— BEGIN —

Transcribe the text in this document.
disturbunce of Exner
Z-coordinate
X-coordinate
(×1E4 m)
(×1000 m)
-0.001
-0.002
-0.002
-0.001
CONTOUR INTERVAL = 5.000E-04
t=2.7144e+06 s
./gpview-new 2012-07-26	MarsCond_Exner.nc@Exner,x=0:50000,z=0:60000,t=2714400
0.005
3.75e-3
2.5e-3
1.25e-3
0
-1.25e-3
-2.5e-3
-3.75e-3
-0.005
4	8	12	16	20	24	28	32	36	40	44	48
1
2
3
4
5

— END —

Exercise brief
Above are some records. Print them all exactly.

Finished answer
Transcribe the text in this document.
disturbunce of Exner
Z-coordinate
X-coordinate
(×1E4 m)
(×1000 m)
-0.001
-0.002
-0.002
-0.001
CONTOUR INTERVAL = 5.000E-04
t=2.7144e+06 s
./gpview-new 2012-07-26	MarsCond_Exner.nc@Exner,x=0:50000,z=0:60000,t=2714400
0.005
3.75e-3
2.5e-3
1.25e-3
0
-1.25e-3
-2.5e-3
-3.75e-3
-0.005
4	8	12	16	20	24	28	32	36	40	44	48
1
2
3
4
5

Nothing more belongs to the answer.